Provided entries:
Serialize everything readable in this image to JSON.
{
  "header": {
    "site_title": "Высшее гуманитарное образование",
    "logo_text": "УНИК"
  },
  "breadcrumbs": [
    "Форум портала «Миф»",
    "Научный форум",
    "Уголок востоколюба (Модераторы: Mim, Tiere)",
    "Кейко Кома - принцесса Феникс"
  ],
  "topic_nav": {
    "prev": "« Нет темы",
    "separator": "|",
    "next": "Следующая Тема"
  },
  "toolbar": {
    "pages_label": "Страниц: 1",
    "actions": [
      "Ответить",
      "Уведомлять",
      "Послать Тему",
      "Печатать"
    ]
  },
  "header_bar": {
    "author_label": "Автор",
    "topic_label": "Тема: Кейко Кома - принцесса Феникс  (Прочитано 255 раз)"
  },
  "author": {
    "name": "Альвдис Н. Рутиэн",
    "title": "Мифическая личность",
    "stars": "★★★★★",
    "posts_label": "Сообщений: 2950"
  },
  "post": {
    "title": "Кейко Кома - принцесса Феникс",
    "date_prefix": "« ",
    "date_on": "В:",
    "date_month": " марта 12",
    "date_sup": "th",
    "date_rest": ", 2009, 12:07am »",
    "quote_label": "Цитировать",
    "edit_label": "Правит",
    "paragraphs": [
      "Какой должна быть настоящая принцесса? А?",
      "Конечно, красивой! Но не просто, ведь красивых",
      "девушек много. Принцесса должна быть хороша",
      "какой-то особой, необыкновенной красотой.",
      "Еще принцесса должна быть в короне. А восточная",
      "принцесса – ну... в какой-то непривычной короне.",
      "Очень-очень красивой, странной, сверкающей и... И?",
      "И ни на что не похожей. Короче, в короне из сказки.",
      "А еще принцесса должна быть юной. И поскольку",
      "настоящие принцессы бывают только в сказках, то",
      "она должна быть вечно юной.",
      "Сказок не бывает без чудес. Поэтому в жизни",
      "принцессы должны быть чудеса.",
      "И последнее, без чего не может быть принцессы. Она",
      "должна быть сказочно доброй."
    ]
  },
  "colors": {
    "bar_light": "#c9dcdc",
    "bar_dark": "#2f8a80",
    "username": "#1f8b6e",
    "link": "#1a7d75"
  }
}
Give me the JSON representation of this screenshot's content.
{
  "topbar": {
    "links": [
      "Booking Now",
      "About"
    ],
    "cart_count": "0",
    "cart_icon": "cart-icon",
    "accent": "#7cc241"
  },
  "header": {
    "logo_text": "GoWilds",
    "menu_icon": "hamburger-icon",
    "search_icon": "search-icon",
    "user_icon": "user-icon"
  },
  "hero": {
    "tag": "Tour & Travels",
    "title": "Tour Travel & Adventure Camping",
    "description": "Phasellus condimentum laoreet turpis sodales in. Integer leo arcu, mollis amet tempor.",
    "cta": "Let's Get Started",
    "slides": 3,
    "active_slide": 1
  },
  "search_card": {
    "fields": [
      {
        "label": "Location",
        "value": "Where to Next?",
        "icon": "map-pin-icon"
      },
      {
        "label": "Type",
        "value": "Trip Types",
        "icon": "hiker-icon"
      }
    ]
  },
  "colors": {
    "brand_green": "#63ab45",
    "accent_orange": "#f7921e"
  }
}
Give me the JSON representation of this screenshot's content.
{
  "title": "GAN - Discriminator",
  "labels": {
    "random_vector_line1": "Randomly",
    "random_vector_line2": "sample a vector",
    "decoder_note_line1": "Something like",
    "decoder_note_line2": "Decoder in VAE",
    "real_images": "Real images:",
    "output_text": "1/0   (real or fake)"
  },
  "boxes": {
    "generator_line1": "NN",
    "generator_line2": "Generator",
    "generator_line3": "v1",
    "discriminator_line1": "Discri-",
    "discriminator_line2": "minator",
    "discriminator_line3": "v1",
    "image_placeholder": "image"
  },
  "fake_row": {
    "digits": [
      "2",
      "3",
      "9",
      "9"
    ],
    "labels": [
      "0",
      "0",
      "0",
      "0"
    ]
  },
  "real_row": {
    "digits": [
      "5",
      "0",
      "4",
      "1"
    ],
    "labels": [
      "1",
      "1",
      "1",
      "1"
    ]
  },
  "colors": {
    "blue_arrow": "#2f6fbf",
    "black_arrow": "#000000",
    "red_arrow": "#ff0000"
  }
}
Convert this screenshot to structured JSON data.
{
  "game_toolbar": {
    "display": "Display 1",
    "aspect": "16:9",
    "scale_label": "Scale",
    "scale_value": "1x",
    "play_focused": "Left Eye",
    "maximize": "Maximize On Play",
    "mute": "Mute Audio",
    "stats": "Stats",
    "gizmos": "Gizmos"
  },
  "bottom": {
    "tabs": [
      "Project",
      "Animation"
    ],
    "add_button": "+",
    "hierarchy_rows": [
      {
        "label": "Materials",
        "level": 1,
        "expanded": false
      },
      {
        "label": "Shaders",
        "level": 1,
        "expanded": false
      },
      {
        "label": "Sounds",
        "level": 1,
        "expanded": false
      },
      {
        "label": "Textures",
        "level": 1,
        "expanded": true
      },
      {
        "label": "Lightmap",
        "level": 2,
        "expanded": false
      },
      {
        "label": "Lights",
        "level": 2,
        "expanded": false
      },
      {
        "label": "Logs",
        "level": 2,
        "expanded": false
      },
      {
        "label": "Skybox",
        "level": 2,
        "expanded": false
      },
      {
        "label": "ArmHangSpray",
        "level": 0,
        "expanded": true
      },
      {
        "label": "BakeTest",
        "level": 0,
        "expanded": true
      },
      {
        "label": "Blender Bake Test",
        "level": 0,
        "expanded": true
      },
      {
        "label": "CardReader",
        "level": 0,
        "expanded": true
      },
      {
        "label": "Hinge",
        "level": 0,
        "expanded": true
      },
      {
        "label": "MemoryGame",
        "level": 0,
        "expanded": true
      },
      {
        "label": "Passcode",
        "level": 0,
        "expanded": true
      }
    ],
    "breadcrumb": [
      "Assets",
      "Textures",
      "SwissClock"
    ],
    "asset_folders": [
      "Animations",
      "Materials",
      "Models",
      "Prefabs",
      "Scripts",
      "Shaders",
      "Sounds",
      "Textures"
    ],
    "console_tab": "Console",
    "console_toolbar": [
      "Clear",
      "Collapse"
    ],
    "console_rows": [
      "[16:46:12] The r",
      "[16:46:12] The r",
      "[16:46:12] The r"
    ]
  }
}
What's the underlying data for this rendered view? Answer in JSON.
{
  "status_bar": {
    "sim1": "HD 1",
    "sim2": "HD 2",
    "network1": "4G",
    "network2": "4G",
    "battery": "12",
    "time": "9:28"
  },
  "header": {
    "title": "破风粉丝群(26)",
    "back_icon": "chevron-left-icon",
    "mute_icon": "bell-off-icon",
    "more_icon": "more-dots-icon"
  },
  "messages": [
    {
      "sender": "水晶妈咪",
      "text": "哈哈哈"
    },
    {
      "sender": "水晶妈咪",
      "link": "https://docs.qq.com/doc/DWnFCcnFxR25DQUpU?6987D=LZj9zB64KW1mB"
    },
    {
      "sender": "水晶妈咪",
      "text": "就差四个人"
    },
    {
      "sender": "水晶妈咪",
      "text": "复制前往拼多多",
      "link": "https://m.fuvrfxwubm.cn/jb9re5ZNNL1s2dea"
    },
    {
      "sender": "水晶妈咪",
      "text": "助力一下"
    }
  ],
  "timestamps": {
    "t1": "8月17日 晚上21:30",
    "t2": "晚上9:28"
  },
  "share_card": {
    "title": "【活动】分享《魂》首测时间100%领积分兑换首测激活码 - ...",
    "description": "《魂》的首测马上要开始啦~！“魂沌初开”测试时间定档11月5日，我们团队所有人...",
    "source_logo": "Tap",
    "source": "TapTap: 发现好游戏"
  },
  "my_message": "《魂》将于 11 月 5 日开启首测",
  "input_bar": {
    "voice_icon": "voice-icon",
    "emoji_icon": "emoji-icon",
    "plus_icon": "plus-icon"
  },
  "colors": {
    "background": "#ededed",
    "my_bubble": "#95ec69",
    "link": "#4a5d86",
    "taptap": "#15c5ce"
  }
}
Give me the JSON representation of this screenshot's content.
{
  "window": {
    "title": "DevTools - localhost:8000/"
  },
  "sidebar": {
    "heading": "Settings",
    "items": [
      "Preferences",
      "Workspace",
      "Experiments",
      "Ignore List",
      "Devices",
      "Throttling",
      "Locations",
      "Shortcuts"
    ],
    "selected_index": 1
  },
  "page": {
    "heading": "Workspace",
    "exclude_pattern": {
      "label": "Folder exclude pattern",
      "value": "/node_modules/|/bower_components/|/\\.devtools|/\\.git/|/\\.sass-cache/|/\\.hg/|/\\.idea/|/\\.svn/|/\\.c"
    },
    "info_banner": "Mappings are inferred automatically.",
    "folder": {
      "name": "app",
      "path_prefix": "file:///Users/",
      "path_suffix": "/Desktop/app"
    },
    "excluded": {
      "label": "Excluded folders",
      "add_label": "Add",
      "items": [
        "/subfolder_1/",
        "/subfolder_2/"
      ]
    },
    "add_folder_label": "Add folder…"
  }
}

Short exercise:
Take every line from the records above that has the word "https" and copy it.

Finished exercise:
      "link": "https://docs.qq.com/doc/DWnFCcnFxR25DQUpU?6987D=LZj9zB64KW1mB"
      "link": "https://m.fuvrfxwubm.cn/jb9re5ZNNL1s2dea"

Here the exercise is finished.